* **Supplied information**:
-- begin --

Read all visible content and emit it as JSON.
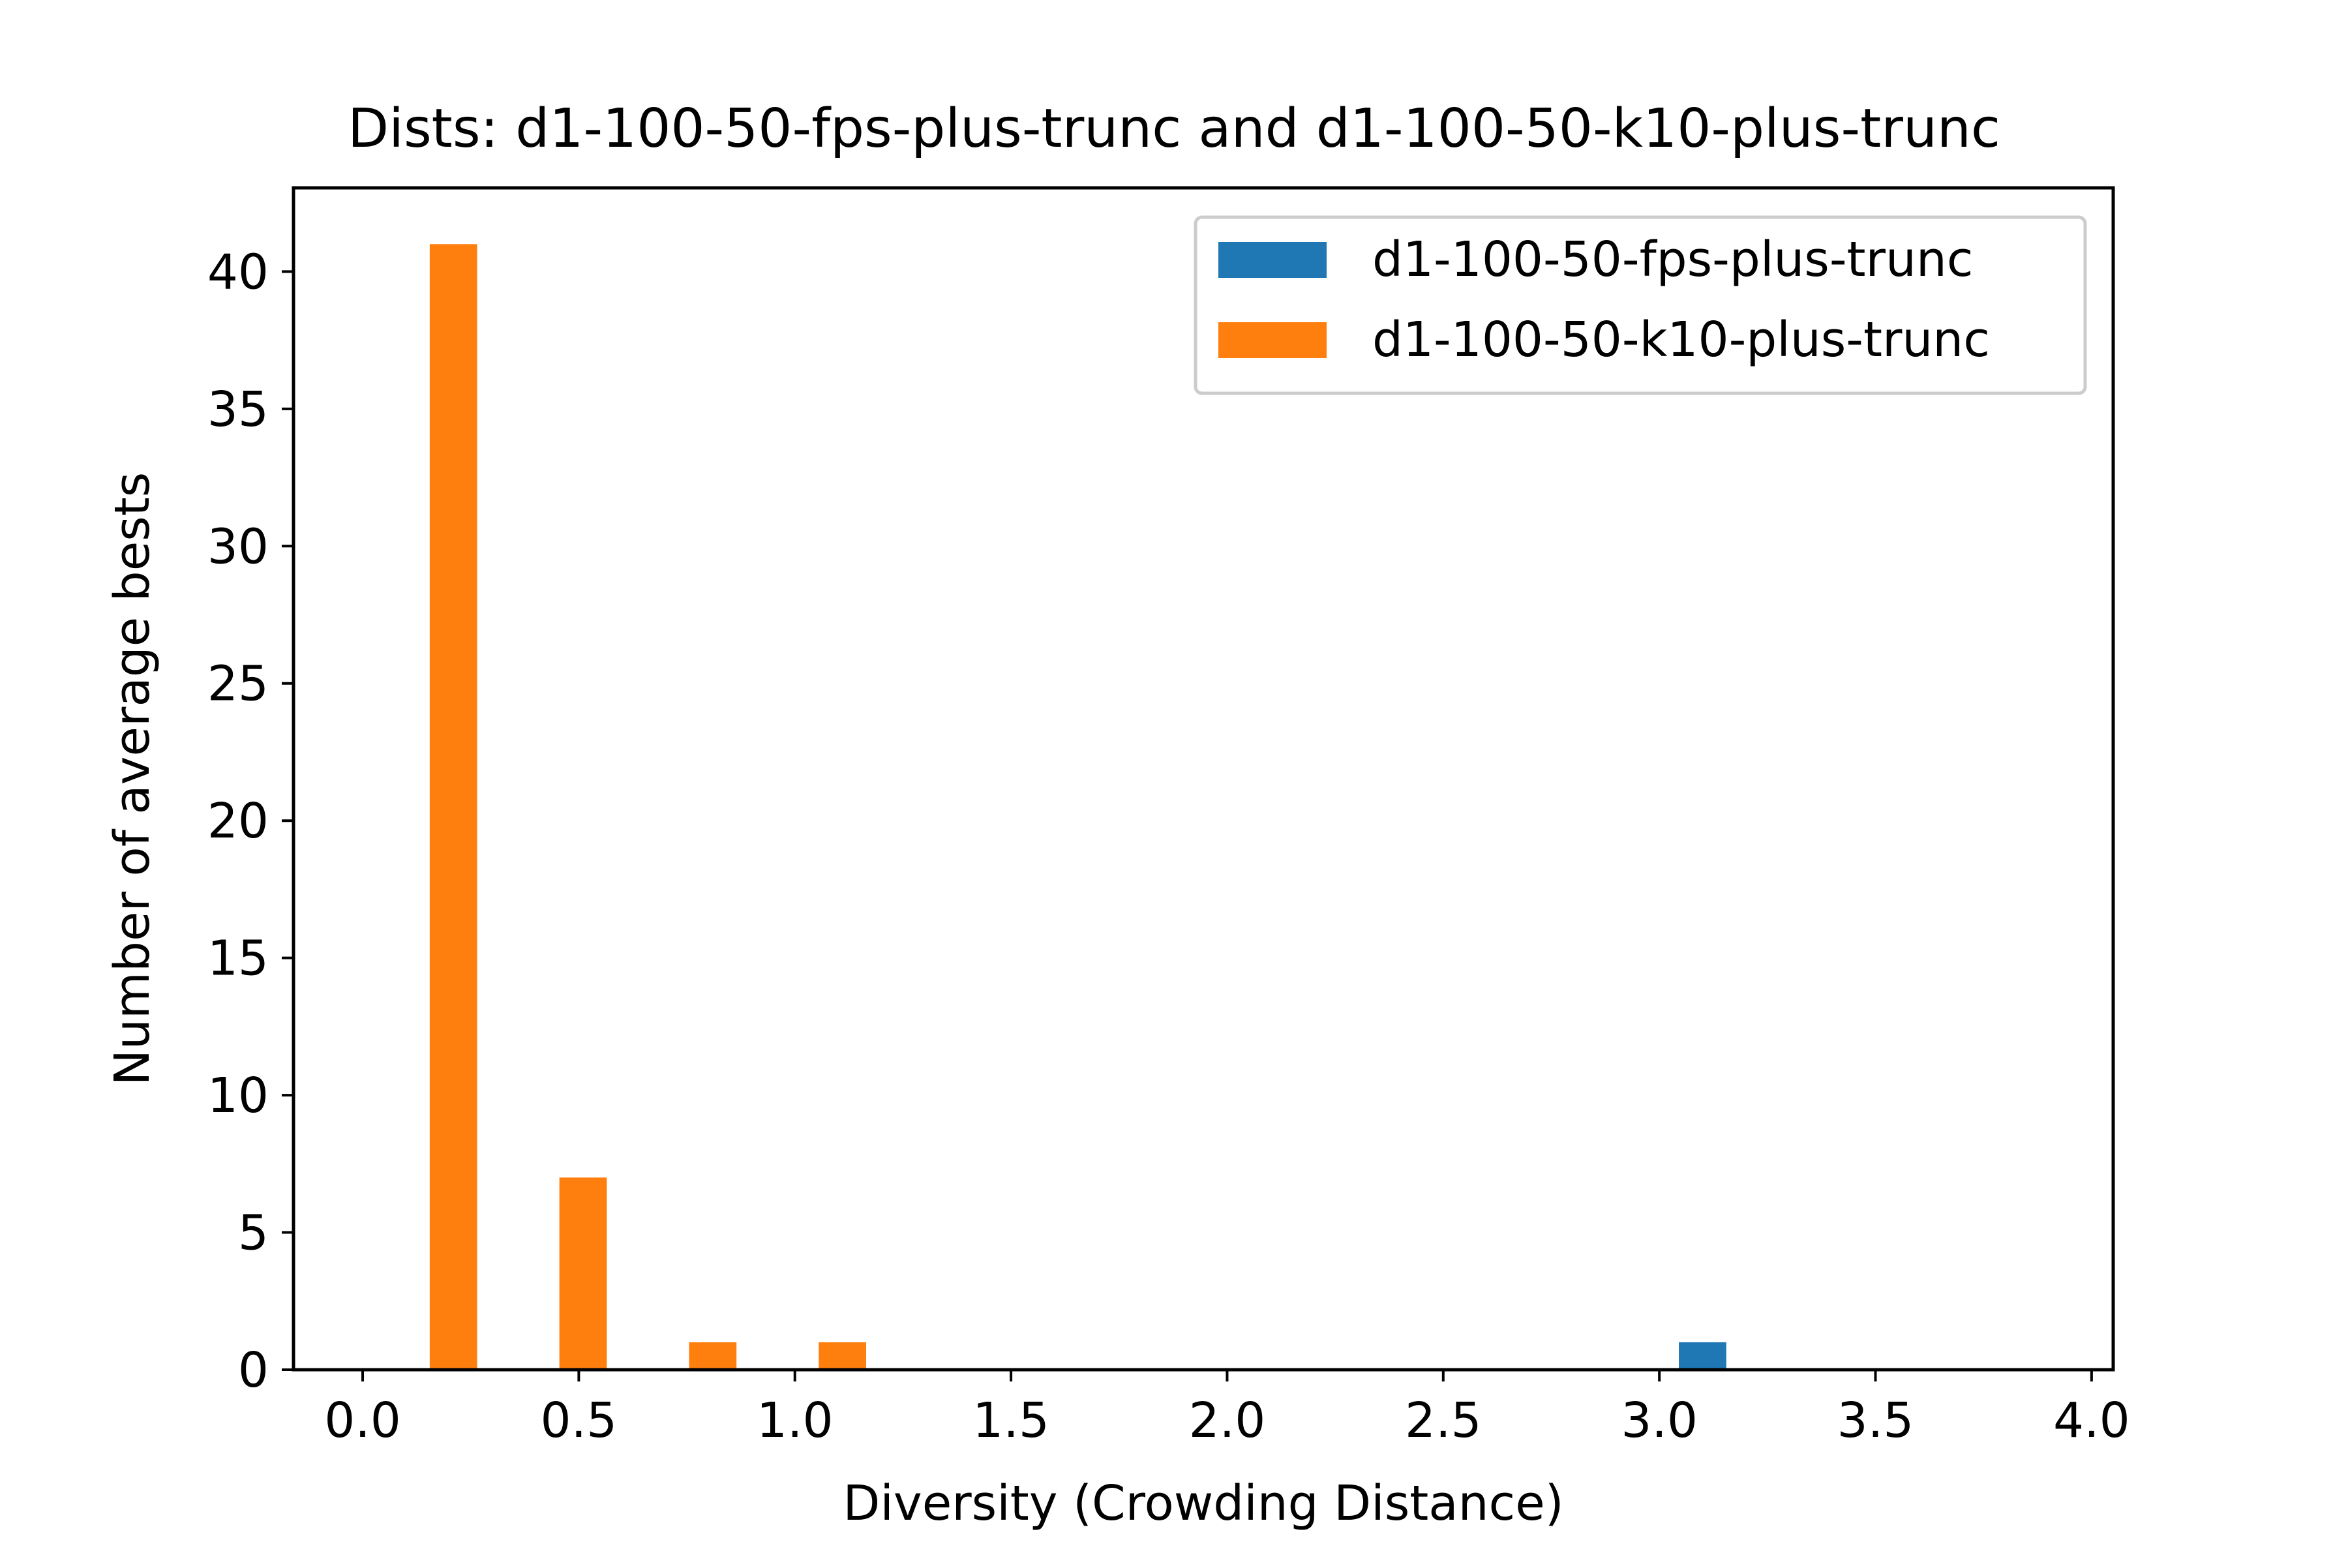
{
  "chart_data": {
    "type": "bar",
    "title": "Dists: d1-100-50-fps-plus-trunc and d1-100-50-k10-plus-trunc",
    "xlabel": "Diversity (Crowding Distance)",
    "ylabel": "Number of average bests",
    "xlim": [
      -0.16,
      4.05
    ],
    "ylim": [
      0,
      43.05
    ],
    "bin_width": 0.3,
    "x_ticks": [
      0.0,
      0.5,
      1.0,
      1.5,
      2.0,
      2.5,
      3.0,
      3.5,
      4.0
    ],
    "x_tick_labels": [
      "0.0",
      "0.5",
      "1.0",
      "1.5",
      "2.0",
      "2.5",
      "3.0",
      "3.5",
      "4.0"
    ],
    "y_ticks": [
      0,
      5,
      10,
      15,
      20,
      25,
      30,
      35,
      40
    ],
    "y_tick_labels": [
      "0",
      "5",
      "10",
      "15",
      "20",
      "25",
      "30",
      "35",
      "40"
    ],
    "legend_position": "top-right",
    "grid": false,
    "series": [
      {
        "name": "d1-100-50-fps-plus-trunc",
        "color": "#1f77b4",
        "bins": [
          {
            "x": 3.1,
            "value": 1
          }
        ]
      },
      {
        "name": "d1-100-50-k10-plus-trunc",
        "color": "#ff7f0e",
        "bins": [
          {
            "x": 0.21,
            "value": 41
          },
          {
            "x": 0.51,
            "value": 7
          },
          {
            "x": 0.81,
            "value": 1
          },
          {
            "x": 1.11,
            "value": 1
          }
        ]
      }
    ]
  }
}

-- end --

* **What to do**: Identify and list each line with the word "trunc".

* **Result**:
    "title": "Dists: d1-100-50-fps-plus-trunc and d1-100-50-k10-plus-trunc",
        "name": "d1-100-50-fps-plus-trunc",
        "name": "d1-100-50-k10-plus-trunc",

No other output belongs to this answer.